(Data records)

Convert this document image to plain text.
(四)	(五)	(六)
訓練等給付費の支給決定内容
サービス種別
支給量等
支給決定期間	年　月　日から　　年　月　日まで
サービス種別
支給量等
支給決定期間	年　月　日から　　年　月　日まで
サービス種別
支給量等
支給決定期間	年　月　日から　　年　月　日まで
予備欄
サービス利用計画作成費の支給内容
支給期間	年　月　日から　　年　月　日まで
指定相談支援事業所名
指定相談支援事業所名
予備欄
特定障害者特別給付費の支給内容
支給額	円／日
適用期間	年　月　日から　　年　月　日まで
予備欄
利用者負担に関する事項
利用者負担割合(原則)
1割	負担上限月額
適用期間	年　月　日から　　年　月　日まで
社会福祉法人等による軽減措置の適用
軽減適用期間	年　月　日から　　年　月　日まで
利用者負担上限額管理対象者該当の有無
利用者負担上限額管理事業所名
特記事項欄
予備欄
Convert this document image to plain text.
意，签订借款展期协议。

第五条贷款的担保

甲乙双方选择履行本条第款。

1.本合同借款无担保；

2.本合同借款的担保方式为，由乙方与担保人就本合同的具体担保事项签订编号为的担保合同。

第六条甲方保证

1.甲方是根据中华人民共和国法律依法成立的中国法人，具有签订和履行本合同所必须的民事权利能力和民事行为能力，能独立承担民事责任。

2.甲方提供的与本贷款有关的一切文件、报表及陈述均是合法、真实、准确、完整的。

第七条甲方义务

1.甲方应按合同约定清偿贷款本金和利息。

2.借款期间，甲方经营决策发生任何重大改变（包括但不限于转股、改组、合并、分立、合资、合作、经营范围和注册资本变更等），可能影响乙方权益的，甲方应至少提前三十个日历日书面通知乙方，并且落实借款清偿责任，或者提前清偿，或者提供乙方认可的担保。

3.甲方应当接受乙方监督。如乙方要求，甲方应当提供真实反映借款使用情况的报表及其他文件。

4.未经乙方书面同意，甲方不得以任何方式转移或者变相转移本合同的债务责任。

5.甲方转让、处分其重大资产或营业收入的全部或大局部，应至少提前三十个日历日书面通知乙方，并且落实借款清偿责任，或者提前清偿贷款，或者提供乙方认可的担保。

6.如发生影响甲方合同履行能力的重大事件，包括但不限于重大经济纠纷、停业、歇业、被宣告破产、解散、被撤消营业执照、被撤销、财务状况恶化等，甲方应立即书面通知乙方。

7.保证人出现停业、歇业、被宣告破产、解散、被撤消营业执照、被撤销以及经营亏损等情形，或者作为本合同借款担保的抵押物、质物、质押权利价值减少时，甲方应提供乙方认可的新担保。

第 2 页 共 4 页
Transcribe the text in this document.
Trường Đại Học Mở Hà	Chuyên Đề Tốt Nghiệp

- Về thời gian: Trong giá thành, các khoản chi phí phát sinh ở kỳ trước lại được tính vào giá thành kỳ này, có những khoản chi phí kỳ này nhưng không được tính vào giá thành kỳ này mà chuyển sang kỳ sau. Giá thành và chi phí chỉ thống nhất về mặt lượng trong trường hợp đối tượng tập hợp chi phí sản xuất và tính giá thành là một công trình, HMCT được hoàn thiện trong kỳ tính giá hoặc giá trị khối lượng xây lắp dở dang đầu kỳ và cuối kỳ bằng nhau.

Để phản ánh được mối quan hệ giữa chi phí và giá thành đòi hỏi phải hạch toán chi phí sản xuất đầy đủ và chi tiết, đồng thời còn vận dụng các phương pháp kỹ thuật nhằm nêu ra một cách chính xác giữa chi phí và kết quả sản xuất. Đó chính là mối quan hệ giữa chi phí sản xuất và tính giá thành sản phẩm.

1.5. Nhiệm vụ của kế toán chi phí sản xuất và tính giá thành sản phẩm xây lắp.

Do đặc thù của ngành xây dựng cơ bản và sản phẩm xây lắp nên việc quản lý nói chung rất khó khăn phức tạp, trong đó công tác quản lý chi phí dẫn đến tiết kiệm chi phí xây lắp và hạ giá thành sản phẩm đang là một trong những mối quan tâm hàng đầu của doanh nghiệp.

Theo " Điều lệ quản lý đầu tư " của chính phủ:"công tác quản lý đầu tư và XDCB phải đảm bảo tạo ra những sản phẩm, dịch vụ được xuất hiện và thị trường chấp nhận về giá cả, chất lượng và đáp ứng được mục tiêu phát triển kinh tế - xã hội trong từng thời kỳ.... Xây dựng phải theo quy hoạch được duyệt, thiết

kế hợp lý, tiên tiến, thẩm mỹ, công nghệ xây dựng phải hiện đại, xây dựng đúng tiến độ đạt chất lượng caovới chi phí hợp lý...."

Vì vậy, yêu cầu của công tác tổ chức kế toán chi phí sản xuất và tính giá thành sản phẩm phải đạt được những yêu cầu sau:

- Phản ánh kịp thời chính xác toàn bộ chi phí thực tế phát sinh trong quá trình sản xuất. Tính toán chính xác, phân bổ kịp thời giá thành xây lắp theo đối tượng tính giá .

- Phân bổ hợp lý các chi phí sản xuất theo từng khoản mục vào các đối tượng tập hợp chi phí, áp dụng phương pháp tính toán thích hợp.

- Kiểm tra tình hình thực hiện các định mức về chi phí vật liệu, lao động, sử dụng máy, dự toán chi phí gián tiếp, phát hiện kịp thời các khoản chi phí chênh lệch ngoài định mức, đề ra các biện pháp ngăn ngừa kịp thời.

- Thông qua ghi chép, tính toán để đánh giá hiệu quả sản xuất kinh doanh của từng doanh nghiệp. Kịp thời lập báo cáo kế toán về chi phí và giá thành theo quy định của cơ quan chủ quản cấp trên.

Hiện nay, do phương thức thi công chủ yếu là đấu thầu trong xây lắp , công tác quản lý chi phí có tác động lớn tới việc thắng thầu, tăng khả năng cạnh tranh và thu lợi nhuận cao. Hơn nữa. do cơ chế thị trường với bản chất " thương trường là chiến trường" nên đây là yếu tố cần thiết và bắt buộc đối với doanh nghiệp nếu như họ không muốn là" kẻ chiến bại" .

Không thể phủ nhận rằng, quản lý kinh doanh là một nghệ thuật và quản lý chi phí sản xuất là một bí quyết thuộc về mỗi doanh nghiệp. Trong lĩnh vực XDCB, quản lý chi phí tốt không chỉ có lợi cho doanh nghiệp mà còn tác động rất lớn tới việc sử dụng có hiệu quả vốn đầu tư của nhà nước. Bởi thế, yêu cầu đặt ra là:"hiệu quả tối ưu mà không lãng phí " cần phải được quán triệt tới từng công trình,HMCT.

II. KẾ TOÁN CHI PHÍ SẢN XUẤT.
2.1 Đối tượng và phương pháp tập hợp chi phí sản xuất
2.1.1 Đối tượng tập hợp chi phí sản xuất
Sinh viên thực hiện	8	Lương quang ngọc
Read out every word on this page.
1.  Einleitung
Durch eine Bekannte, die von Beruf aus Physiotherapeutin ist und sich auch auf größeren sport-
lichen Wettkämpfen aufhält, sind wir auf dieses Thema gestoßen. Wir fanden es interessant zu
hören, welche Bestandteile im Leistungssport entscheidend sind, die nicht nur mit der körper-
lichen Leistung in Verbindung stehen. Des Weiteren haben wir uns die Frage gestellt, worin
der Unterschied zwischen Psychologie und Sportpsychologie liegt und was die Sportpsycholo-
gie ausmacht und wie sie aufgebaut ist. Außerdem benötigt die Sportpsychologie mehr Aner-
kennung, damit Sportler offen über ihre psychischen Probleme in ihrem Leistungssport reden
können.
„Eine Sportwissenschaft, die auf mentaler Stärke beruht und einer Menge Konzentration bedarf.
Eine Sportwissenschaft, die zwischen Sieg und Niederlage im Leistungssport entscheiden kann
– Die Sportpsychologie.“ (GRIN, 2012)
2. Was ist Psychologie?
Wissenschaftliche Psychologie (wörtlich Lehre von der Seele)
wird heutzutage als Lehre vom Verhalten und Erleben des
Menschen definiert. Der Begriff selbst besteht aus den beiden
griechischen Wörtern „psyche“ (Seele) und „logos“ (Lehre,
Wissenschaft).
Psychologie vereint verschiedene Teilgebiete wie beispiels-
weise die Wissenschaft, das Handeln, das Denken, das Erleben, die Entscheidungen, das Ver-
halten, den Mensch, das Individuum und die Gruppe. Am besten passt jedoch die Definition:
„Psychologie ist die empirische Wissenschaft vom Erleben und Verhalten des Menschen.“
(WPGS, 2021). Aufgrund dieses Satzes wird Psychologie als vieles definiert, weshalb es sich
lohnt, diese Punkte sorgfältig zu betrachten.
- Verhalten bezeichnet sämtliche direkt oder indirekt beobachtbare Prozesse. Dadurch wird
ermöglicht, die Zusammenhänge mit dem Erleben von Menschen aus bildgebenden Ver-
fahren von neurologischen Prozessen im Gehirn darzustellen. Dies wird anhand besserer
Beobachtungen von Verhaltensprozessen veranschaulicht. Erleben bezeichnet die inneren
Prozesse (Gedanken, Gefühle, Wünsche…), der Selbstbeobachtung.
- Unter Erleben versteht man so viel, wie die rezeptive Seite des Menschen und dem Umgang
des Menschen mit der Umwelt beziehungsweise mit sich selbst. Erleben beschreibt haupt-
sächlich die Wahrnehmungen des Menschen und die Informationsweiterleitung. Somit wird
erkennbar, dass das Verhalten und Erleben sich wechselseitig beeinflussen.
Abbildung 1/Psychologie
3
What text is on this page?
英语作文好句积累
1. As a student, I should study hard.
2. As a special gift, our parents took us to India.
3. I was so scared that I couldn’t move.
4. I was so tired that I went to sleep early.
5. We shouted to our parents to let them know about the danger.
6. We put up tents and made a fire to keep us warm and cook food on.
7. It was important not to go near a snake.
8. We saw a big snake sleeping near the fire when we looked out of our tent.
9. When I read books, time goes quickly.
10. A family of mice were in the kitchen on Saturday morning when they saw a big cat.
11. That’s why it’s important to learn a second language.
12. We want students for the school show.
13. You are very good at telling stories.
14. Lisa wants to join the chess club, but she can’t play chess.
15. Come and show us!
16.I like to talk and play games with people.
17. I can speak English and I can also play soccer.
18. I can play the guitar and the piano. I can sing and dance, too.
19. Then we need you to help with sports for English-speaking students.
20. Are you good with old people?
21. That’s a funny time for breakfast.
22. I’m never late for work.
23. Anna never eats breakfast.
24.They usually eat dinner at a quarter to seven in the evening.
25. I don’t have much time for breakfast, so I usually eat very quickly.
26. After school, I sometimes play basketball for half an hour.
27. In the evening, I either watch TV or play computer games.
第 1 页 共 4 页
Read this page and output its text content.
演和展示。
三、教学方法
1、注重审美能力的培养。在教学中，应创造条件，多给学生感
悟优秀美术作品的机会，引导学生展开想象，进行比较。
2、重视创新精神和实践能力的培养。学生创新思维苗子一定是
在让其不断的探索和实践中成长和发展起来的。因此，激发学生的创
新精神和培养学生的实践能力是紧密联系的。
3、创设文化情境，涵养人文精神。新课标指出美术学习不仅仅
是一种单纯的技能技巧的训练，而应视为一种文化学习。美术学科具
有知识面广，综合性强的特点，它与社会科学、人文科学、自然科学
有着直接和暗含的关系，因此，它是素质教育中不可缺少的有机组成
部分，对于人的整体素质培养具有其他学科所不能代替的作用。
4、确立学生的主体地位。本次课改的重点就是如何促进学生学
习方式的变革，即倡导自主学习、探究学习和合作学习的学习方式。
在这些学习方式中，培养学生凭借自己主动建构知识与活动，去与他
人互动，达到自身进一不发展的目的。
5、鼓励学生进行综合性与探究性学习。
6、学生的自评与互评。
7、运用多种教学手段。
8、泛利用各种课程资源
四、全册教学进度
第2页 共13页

• WHAT IS NEEDED:
Scan the listing above and copy all lines containing the word "page".

• PROBLEM SOLUTION:
Read out every word on this page.
What text is on this page?
Read this page and output its text content.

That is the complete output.